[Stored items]
---+---

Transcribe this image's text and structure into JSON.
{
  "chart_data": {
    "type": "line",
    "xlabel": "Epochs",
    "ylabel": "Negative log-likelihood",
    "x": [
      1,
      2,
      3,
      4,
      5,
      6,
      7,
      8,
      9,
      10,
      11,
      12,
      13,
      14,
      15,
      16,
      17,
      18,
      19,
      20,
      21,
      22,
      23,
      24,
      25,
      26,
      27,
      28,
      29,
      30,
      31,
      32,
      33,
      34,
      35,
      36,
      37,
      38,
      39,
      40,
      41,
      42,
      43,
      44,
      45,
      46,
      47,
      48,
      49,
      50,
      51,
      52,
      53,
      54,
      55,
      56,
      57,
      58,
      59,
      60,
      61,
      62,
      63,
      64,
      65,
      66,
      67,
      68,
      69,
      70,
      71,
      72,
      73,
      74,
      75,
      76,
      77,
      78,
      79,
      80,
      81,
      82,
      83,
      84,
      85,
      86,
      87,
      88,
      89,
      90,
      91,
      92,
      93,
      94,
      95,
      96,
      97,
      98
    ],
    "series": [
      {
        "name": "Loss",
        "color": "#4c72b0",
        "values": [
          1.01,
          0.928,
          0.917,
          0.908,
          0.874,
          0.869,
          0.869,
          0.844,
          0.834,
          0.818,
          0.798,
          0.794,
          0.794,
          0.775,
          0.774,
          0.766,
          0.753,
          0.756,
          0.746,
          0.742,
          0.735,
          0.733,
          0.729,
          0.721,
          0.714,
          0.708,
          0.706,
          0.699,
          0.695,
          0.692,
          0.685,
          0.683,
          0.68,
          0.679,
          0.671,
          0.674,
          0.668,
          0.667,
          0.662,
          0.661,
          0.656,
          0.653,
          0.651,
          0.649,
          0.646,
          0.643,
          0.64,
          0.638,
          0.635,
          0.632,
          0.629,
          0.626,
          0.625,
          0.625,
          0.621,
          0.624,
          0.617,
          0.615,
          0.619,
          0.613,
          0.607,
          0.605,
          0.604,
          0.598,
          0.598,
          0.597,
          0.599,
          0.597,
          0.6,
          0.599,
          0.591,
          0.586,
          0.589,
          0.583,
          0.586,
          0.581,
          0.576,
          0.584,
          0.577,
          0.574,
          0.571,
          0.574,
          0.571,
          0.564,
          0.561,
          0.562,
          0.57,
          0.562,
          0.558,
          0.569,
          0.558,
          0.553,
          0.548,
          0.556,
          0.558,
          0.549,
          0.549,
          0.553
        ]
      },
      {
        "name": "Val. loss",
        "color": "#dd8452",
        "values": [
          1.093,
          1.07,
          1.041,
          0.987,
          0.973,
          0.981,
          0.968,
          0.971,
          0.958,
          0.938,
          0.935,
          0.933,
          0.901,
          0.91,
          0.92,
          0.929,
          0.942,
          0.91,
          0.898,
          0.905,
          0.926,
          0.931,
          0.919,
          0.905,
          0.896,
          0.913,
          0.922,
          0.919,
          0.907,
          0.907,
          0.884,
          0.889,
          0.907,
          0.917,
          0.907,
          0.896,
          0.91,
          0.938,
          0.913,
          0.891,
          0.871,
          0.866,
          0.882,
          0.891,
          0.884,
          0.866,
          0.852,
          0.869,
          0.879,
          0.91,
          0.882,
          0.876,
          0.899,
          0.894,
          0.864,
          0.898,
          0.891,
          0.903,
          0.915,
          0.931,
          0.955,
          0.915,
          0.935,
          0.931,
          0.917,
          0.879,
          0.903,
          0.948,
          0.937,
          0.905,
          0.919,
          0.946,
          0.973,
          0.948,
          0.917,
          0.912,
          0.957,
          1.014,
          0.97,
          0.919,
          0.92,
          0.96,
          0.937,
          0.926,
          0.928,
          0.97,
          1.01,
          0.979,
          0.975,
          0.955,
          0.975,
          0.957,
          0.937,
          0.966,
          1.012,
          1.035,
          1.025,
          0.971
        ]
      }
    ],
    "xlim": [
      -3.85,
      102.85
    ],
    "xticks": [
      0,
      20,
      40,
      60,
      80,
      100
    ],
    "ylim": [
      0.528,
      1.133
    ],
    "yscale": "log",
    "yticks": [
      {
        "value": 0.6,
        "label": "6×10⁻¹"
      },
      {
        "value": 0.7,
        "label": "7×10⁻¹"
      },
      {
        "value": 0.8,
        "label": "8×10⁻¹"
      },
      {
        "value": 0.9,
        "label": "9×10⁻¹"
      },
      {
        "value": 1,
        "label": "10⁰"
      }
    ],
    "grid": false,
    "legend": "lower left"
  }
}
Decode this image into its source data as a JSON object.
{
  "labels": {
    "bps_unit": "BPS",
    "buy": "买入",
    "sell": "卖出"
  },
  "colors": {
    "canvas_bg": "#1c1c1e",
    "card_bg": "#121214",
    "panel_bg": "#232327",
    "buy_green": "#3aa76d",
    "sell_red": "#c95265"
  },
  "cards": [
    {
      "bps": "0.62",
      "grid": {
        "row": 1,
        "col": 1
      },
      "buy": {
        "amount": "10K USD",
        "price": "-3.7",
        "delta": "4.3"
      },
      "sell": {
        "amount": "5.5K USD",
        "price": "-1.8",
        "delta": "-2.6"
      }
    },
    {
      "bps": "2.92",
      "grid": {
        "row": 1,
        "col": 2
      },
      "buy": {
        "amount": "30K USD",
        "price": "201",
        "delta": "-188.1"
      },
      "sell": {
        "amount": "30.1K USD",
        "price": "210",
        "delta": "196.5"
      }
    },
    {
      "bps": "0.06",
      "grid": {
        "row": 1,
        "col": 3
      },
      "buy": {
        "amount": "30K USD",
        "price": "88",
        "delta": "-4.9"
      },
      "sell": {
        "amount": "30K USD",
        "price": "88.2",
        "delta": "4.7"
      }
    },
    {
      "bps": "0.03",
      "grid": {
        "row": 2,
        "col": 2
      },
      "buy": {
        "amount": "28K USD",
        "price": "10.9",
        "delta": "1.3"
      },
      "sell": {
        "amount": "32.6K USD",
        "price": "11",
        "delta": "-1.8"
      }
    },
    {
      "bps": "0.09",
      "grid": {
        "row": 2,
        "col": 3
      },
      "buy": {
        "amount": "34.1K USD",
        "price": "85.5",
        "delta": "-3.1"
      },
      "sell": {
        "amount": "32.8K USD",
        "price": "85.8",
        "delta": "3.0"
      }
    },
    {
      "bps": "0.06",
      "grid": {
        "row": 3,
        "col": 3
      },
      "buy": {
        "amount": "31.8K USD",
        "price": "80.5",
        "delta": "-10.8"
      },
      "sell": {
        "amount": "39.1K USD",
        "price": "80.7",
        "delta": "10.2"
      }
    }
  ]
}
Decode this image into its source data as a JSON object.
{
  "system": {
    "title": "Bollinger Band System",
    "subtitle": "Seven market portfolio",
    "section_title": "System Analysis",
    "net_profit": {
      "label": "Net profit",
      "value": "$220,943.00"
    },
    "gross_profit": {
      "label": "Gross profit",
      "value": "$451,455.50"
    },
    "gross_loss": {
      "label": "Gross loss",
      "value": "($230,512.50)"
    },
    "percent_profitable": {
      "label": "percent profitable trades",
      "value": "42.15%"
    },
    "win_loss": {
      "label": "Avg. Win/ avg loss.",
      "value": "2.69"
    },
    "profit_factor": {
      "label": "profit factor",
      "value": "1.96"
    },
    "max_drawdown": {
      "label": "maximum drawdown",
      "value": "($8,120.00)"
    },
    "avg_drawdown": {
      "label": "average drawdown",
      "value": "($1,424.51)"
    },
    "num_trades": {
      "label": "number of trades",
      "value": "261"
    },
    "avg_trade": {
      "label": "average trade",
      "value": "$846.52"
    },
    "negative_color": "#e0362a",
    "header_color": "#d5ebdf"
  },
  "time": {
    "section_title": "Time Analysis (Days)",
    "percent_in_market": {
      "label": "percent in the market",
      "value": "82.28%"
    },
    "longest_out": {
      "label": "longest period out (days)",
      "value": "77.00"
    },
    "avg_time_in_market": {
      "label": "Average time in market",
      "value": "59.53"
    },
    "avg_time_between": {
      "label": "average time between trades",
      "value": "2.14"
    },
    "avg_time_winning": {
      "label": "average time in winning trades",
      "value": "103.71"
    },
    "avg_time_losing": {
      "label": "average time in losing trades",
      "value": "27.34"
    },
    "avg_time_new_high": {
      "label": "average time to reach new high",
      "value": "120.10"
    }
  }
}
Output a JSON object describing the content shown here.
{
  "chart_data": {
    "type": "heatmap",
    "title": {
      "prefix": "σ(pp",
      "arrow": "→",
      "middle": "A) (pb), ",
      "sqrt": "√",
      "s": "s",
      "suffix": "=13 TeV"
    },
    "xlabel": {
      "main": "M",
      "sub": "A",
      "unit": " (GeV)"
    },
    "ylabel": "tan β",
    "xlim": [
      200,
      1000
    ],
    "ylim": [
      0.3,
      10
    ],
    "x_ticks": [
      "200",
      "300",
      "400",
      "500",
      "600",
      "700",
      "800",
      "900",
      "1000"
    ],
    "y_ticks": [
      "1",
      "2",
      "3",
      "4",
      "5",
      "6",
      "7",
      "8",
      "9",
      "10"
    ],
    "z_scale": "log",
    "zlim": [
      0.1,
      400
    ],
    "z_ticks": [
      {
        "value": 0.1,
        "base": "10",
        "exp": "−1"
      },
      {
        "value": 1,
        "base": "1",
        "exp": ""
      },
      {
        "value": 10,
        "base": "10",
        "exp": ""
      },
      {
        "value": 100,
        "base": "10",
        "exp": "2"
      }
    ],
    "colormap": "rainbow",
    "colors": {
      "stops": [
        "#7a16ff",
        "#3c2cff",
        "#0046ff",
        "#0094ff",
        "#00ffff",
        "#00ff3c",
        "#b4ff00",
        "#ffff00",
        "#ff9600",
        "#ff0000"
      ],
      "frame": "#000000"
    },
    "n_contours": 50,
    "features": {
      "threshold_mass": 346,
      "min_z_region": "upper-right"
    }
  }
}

---+---

**What you will do**
Copy all lines from the data that hold the word "JSON".

**Solution to this exercise**
Transcribe this image's text and structure into JSON.
Decode this image into its source data as a JSON object.
Decode this image into its source data as a JSON object.
Output a JSON object describing the content shown here.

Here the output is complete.